Exercise instructions: Pull out every line in the data that has the string "敢与我抗乎" in it.

[Data listing]
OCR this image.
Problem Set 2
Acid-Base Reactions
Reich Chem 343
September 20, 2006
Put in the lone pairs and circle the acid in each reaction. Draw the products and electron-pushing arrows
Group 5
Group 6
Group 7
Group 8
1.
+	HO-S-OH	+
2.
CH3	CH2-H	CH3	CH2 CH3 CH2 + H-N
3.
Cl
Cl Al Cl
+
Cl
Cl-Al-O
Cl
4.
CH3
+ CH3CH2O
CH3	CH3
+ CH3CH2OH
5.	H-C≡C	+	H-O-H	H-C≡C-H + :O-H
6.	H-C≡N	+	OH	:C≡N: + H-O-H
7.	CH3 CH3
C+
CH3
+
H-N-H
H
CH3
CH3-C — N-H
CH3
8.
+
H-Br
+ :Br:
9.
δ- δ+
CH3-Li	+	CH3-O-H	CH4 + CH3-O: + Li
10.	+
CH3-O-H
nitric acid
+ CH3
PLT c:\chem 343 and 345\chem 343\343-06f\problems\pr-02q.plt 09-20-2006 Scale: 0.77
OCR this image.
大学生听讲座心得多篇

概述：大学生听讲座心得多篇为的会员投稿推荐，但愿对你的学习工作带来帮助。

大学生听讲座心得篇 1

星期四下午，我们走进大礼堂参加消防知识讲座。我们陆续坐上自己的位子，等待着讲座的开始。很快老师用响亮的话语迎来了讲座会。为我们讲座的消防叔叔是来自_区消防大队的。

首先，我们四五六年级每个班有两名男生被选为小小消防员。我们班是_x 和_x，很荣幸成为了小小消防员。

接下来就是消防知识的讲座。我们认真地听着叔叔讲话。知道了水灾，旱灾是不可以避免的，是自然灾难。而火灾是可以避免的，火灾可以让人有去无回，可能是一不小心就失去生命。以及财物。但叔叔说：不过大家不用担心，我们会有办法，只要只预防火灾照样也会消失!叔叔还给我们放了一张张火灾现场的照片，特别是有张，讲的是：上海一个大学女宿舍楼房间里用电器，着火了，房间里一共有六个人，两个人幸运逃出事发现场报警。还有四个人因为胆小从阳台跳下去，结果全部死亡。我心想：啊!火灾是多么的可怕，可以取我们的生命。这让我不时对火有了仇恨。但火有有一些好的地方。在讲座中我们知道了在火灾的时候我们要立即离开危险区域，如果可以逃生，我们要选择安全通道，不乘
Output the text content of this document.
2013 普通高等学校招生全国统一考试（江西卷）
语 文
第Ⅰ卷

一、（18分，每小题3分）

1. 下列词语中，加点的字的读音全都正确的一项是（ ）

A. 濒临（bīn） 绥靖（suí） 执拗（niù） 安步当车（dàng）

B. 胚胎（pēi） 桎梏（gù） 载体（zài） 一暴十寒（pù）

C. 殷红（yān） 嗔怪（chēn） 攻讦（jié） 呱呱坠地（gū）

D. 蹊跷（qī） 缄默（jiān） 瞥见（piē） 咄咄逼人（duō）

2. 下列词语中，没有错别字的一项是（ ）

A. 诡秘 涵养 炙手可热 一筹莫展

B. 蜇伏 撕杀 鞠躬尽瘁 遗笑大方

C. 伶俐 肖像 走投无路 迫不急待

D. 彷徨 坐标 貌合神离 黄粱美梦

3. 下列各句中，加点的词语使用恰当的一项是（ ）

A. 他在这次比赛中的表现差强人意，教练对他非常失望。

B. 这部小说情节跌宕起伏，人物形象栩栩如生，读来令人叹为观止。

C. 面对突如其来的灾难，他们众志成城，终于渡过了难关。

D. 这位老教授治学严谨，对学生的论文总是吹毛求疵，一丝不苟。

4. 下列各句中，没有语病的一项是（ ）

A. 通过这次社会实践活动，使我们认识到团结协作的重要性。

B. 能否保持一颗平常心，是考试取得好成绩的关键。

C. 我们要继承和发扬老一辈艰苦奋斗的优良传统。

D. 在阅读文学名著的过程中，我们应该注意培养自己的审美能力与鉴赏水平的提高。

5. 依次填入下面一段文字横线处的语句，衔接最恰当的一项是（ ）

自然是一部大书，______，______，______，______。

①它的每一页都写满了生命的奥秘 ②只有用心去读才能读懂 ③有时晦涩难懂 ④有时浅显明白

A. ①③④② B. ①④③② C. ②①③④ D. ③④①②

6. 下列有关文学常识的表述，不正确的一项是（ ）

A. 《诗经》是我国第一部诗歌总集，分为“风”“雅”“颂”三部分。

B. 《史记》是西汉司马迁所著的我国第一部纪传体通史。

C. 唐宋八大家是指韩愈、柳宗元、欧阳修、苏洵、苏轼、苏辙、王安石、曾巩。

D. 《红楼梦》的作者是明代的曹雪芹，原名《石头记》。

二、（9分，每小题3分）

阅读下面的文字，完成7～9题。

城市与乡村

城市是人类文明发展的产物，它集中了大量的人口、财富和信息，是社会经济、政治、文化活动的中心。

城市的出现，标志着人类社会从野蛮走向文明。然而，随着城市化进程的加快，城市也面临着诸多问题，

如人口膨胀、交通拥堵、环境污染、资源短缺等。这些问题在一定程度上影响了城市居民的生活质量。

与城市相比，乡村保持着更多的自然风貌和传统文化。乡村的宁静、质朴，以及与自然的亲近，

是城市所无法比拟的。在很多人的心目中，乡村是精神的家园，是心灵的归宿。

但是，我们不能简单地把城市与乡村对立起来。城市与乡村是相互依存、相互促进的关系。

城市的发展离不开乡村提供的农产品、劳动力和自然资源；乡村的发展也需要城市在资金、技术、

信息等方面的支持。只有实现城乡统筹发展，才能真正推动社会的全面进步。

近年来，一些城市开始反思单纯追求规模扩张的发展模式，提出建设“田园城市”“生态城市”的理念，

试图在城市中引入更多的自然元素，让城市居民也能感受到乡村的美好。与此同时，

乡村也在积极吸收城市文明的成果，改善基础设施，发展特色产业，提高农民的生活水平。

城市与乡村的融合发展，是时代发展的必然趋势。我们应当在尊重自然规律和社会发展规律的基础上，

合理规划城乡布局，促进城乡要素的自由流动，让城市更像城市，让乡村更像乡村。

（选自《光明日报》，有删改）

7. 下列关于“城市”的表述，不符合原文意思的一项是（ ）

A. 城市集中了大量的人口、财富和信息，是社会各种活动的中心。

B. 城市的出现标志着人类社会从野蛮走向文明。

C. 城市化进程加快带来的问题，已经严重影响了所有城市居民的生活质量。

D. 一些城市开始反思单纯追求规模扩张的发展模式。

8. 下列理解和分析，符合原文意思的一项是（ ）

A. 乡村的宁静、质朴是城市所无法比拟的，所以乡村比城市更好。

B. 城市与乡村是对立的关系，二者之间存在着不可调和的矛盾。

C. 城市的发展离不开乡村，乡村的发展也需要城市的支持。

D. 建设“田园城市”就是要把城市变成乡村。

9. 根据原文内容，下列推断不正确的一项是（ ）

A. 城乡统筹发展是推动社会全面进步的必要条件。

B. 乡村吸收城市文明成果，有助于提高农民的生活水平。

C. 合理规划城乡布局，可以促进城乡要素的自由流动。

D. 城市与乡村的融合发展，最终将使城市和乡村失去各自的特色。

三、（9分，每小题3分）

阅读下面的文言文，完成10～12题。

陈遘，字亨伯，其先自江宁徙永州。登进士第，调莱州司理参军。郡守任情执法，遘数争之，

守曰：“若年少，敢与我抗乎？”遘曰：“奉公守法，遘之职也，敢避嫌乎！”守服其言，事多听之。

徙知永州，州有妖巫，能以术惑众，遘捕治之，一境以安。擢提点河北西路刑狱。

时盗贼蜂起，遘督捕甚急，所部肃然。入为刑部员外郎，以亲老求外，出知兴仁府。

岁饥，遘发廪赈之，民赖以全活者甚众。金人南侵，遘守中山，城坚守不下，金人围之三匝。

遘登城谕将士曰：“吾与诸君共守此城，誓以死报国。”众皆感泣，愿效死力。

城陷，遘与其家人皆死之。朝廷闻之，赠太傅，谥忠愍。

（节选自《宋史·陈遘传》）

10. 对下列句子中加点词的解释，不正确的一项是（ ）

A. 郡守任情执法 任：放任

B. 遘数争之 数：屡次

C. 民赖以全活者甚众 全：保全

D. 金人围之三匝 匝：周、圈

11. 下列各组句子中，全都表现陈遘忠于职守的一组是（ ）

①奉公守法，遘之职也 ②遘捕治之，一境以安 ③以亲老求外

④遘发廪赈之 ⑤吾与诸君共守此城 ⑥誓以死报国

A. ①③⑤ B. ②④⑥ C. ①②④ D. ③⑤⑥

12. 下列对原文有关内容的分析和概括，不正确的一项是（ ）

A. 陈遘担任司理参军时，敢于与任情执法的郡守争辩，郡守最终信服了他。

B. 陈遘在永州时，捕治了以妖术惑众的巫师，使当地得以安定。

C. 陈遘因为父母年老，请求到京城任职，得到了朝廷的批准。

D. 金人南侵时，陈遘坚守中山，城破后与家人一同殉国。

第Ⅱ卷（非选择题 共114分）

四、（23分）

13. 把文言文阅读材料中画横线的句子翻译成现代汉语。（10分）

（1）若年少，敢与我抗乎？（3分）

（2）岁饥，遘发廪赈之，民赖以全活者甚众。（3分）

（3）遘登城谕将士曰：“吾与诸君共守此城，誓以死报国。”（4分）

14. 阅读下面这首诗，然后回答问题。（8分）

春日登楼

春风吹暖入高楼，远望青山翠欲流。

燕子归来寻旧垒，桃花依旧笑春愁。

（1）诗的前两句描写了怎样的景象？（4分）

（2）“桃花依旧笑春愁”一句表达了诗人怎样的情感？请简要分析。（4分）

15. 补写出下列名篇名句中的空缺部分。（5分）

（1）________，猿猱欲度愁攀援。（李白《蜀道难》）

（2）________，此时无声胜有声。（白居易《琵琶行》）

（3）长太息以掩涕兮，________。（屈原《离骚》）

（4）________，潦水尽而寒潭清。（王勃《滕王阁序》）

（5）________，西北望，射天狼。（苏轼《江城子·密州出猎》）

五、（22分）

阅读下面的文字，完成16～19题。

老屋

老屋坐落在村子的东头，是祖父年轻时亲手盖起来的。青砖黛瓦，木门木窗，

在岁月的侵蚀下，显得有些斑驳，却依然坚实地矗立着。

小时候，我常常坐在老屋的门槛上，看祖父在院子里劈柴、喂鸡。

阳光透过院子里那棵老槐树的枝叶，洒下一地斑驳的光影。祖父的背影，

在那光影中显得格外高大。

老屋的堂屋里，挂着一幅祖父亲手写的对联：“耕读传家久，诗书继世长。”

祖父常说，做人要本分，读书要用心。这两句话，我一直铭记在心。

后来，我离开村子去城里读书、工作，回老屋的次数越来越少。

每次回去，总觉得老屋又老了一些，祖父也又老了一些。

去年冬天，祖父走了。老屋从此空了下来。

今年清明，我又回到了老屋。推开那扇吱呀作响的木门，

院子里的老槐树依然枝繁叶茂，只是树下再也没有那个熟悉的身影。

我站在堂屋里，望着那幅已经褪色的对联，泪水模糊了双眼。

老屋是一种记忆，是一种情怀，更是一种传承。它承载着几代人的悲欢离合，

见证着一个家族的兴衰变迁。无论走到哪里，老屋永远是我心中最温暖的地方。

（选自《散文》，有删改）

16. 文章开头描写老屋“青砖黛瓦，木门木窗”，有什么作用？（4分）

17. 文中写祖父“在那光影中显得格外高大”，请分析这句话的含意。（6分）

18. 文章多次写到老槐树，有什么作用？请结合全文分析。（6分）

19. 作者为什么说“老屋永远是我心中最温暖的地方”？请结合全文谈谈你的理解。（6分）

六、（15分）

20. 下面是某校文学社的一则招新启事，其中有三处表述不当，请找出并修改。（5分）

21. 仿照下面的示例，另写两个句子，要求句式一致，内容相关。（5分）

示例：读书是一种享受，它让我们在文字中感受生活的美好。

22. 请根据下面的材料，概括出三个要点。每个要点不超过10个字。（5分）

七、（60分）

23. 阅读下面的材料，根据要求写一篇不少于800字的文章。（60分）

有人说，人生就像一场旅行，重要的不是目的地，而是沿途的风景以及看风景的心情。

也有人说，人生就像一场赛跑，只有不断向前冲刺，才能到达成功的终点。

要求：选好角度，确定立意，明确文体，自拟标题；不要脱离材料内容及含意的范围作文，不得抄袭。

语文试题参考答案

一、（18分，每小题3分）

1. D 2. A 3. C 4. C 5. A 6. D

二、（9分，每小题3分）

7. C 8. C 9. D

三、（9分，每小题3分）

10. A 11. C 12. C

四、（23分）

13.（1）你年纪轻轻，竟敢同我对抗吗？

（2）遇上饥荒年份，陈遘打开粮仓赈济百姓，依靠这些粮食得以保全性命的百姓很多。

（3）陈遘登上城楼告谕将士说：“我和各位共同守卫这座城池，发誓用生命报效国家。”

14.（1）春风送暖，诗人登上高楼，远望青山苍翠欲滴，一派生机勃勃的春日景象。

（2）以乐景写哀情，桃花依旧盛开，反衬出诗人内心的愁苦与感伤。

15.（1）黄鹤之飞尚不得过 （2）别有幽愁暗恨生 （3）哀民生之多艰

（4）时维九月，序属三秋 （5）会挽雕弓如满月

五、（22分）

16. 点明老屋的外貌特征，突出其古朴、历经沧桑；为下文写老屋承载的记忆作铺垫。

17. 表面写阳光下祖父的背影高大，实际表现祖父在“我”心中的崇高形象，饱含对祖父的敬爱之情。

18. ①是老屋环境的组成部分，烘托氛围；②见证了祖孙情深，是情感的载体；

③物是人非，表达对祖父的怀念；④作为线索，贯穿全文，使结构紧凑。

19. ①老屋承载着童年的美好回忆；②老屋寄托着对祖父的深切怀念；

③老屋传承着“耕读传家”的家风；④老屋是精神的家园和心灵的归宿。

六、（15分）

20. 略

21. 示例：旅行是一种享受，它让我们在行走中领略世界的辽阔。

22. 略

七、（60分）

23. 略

Exercise response:
守曰：“若年少，敢与我抗乎？”遘曰：“奉公守法，遘之职也，敢避嫌乎！”守服其言，事多听之。
（1）若年少，敢与我抗乎？（3分）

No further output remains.